Determine how many lines carry the word "учета". Output that number only.

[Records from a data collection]
[start]
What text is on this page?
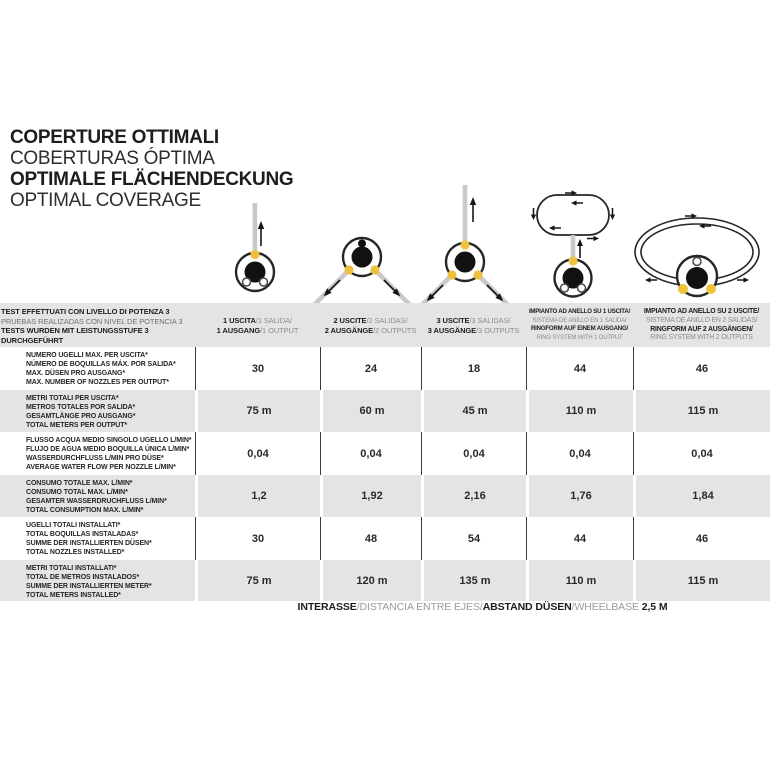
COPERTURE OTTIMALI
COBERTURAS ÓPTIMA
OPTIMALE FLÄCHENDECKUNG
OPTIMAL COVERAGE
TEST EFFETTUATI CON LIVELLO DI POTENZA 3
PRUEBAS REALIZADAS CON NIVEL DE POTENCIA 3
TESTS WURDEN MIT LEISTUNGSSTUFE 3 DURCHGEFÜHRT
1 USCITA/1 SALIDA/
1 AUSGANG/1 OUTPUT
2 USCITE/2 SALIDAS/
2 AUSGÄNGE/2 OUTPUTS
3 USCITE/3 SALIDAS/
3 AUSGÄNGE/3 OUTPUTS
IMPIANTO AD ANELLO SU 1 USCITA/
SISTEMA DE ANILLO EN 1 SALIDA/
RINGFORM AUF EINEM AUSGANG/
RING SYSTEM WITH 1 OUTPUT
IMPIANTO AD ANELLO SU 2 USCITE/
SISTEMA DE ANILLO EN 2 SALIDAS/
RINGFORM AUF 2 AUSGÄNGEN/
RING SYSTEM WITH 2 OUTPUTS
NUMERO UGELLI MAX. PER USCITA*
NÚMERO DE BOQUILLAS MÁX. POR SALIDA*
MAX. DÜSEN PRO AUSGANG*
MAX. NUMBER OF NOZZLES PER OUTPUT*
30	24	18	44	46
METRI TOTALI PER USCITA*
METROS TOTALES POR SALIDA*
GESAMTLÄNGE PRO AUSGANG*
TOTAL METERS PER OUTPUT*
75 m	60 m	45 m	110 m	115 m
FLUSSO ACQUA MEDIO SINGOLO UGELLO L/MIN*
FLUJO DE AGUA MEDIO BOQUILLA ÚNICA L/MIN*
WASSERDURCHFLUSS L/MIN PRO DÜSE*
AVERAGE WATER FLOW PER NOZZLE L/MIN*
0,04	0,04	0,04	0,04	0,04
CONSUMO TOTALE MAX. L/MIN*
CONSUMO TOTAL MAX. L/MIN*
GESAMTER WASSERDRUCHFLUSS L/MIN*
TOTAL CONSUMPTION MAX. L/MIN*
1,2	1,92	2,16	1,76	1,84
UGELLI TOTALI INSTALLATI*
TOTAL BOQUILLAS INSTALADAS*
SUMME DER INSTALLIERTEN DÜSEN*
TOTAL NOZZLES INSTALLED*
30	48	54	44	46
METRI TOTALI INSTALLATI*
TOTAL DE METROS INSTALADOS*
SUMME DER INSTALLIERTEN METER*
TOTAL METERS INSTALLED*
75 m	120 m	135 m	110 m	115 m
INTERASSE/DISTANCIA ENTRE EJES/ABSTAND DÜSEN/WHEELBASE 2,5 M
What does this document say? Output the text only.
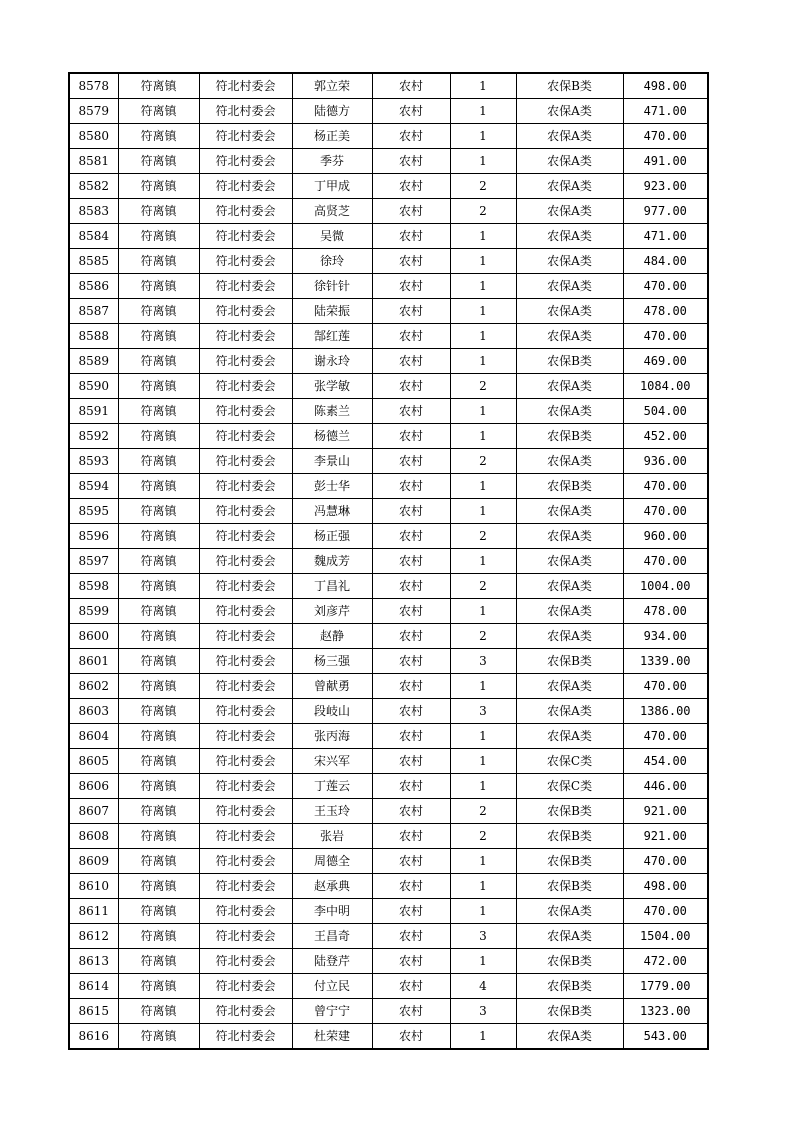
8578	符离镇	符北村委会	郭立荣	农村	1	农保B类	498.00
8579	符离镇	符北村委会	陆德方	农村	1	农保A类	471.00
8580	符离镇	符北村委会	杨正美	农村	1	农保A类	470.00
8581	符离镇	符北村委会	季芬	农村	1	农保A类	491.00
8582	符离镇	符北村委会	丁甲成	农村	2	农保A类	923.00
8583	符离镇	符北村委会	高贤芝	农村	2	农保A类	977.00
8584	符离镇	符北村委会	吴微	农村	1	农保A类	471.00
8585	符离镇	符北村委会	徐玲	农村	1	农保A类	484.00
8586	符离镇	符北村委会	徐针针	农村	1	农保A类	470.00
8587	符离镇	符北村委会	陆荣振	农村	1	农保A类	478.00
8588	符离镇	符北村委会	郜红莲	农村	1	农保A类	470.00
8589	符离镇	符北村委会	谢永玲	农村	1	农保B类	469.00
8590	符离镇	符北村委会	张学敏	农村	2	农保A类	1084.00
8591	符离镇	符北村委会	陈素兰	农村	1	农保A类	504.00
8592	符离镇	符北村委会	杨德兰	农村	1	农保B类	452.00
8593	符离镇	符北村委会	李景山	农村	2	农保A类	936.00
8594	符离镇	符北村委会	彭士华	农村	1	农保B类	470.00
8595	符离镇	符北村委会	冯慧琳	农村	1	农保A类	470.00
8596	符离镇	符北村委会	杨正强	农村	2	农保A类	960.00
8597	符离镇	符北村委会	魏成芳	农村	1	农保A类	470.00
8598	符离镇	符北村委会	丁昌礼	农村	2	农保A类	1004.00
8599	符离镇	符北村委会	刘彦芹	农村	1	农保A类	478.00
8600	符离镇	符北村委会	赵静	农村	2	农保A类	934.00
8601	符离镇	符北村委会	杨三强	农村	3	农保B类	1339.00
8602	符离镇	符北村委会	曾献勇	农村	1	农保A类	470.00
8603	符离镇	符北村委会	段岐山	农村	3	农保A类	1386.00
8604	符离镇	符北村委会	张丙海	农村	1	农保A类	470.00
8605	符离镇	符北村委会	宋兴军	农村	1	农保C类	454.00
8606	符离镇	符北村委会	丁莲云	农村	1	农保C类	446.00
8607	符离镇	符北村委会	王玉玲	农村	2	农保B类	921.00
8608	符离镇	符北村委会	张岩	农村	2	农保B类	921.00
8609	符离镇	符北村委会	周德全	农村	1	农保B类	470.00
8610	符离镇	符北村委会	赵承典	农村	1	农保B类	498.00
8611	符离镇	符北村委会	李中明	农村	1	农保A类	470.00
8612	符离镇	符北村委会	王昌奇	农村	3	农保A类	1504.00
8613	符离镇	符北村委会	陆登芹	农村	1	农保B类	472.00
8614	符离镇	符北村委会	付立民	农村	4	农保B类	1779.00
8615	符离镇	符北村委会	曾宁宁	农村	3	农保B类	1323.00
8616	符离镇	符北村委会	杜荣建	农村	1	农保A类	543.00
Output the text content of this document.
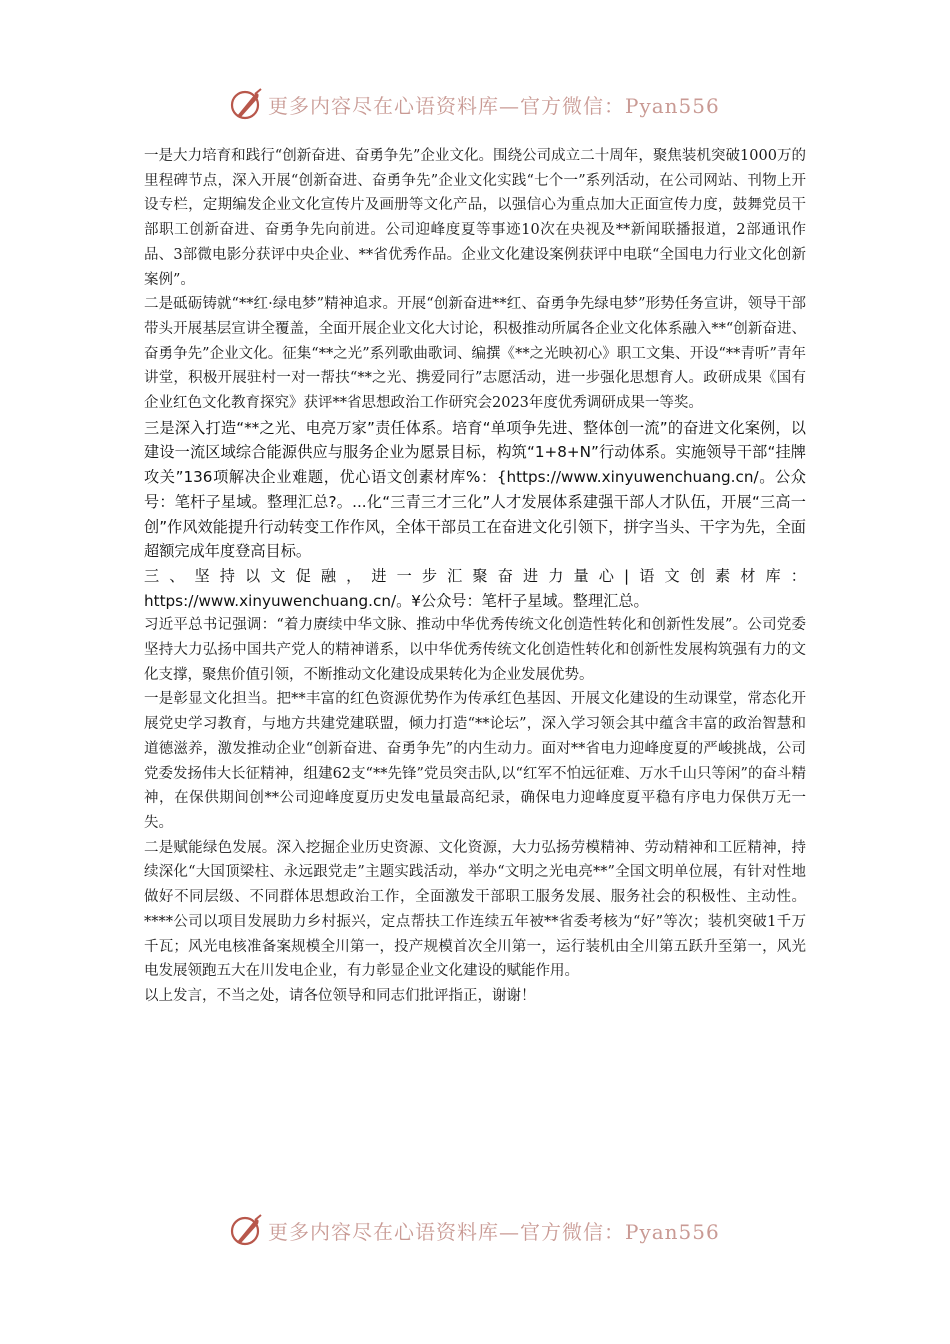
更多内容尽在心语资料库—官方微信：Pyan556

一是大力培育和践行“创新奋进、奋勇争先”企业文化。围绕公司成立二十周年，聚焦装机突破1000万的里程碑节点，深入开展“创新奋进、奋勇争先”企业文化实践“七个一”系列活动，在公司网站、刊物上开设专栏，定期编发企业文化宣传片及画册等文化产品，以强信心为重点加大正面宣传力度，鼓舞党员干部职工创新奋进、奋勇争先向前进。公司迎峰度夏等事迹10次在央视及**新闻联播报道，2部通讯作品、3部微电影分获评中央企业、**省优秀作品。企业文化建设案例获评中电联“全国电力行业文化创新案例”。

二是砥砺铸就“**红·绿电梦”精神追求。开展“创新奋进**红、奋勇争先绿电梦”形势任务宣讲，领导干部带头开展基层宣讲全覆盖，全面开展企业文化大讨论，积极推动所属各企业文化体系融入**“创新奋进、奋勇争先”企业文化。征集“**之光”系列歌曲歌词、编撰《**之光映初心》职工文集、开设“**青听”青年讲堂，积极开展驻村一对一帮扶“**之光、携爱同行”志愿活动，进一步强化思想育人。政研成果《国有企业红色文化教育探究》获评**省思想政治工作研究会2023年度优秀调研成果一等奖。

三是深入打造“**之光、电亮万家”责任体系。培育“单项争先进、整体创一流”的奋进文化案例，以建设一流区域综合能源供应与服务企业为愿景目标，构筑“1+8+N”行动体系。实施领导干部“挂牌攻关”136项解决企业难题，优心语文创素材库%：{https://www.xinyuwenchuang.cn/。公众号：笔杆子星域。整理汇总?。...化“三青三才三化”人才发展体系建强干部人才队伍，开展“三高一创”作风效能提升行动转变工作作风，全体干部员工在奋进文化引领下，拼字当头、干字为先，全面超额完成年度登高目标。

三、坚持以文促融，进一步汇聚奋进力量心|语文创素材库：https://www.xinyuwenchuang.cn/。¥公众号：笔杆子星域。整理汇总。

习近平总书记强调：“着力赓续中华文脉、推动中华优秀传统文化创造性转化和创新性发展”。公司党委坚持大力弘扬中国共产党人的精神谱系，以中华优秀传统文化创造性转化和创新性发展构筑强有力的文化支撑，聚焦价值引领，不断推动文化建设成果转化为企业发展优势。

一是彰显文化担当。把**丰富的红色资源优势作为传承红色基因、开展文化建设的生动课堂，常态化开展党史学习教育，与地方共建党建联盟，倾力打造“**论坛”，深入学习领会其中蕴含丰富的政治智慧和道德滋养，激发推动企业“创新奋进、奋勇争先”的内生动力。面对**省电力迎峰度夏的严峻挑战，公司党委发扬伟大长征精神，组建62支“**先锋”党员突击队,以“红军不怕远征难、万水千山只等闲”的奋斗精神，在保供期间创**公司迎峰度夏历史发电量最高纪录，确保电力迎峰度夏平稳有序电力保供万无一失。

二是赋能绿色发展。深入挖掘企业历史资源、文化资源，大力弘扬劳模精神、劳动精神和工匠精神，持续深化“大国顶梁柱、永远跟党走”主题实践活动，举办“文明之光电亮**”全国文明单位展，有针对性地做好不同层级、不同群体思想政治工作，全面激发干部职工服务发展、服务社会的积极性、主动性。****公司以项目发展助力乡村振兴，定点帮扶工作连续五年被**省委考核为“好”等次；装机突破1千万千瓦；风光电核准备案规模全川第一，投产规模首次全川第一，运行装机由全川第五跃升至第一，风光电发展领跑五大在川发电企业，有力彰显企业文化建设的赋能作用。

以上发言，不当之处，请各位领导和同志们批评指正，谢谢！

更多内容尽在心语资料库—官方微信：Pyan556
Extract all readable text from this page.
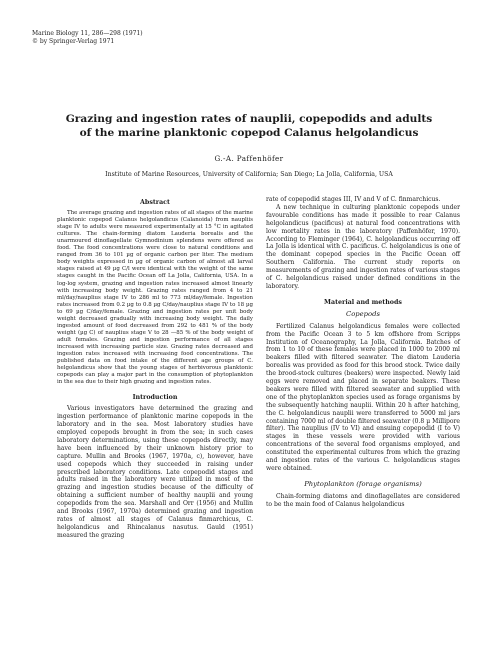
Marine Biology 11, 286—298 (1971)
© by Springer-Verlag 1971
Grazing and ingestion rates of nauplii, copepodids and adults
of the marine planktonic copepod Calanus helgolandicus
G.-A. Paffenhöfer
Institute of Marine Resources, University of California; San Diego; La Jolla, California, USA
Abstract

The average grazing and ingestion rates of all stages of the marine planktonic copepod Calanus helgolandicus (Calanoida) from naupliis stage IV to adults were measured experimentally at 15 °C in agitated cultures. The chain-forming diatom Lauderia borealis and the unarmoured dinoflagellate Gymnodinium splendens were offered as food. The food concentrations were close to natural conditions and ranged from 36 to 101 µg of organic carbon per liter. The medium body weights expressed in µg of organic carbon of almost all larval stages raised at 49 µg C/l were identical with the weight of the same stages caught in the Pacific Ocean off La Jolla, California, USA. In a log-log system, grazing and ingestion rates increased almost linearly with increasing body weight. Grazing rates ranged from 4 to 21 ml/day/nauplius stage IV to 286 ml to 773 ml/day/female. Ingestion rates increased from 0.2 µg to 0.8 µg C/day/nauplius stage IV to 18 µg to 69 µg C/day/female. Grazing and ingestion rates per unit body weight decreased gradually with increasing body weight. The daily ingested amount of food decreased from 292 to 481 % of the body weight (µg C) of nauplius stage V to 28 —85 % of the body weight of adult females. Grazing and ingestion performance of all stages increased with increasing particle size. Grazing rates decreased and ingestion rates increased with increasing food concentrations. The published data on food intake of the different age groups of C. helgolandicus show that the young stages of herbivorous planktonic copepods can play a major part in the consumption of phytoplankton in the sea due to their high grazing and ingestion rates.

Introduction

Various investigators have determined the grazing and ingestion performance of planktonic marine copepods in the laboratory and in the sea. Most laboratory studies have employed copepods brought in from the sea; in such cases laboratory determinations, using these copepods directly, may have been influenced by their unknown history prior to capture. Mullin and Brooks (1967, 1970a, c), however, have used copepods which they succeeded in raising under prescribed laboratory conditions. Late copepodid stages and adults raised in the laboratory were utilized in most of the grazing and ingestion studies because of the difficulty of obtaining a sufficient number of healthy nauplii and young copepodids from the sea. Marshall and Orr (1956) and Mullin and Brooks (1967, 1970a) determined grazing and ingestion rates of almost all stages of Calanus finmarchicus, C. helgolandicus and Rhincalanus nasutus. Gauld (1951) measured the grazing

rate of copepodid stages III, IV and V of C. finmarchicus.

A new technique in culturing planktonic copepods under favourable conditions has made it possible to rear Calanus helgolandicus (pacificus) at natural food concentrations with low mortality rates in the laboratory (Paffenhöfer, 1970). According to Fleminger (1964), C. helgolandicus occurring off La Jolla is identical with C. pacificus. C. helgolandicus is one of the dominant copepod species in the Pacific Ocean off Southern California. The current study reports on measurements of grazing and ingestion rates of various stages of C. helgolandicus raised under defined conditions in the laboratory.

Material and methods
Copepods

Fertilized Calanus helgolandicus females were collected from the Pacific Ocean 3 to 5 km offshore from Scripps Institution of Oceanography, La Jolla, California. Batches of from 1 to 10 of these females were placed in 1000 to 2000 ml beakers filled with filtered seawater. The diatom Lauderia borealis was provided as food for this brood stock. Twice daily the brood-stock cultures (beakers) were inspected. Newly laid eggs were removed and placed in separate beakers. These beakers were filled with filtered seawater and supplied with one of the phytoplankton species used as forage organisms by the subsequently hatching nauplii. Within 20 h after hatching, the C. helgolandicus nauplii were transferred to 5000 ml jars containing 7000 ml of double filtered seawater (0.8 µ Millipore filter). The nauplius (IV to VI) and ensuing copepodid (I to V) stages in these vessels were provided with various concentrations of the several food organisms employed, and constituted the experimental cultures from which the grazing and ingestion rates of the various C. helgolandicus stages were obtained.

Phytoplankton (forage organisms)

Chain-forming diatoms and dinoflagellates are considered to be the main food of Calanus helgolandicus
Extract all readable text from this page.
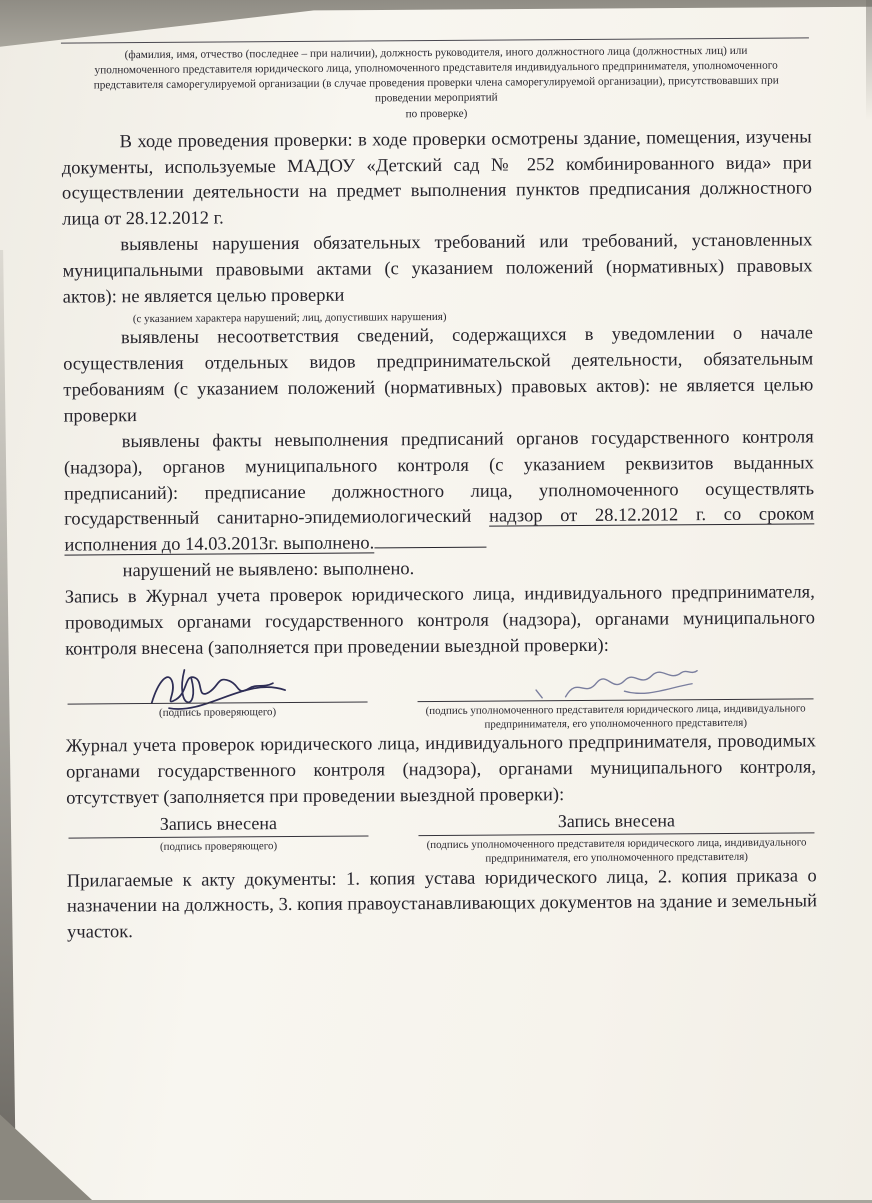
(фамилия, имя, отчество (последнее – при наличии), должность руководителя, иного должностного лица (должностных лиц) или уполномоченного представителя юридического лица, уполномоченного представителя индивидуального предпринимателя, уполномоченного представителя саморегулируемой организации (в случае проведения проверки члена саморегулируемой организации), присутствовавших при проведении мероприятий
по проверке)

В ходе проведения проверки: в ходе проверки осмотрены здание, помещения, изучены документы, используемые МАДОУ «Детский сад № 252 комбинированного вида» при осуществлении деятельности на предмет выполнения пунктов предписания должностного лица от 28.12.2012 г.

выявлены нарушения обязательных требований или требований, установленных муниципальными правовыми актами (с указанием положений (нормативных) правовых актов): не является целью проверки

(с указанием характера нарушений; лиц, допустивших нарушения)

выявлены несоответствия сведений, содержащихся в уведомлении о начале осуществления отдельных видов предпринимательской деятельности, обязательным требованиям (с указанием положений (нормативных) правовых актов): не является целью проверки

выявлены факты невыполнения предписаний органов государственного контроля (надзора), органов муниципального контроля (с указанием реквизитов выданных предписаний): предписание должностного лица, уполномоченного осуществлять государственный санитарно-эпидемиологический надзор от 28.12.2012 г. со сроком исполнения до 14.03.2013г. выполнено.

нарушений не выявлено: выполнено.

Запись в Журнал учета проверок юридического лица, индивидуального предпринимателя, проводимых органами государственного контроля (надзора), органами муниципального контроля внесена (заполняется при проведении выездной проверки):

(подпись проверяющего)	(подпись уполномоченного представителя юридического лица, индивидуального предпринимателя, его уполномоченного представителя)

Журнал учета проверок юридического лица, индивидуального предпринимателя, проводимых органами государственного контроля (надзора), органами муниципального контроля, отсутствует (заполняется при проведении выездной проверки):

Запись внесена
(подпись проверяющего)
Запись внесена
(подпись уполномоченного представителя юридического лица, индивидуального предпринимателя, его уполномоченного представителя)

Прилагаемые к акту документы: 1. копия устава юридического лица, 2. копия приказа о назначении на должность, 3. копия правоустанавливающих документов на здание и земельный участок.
[end]
> **Solution**
2